WHAT TO WORK ON → Of the lines in the entries below, state how many hold the word "this". Say nothing else.

☆ ☆ ☆ ☆ ☆

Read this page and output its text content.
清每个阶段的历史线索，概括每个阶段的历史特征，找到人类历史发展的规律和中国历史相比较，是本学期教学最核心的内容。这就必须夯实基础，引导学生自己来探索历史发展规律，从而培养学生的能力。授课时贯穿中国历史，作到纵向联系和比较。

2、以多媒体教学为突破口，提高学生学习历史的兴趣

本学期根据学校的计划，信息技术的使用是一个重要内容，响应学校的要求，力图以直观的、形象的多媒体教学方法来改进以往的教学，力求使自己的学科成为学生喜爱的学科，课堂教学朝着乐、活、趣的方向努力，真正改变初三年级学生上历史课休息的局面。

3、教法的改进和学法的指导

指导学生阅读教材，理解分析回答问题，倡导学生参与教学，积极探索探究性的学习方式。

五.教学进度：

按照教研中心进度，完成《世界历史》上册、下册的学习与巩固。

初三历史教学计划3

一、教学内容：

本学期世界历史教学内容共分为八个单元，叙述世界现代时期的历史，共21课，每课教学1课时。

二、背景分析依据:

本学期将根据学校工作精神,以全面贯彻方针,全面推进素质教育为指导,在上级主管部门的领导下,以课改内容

☆ ☆ ☆ ☆ ☆

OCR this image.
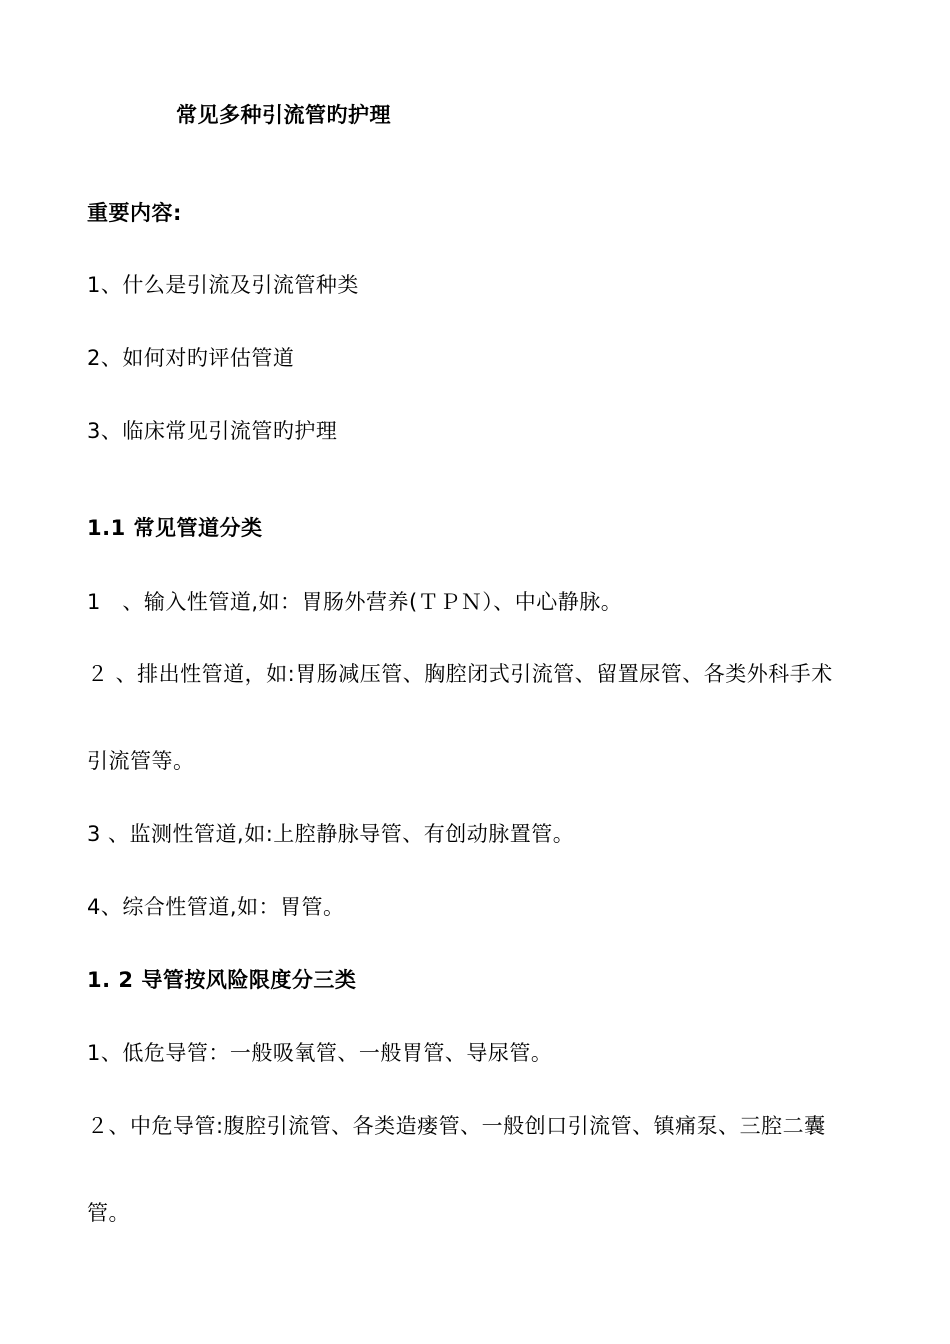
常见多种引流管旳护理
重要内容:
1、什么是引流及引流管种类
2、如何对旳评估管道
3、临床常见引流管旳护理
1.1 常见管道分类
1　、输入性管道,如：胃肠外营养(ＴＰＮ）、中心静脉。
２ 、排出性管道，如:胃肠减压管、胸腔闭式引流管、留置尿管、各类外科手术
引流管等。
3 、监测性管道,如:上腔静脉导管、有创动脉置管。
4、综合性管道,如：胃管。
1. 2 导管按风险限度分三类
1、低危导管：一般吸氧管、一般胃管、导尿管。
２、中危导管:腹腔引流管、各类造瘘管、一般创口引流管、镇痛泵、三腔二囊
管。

☆ ☆ ☆ ☆ ☆

WRITTEN REPLY → 2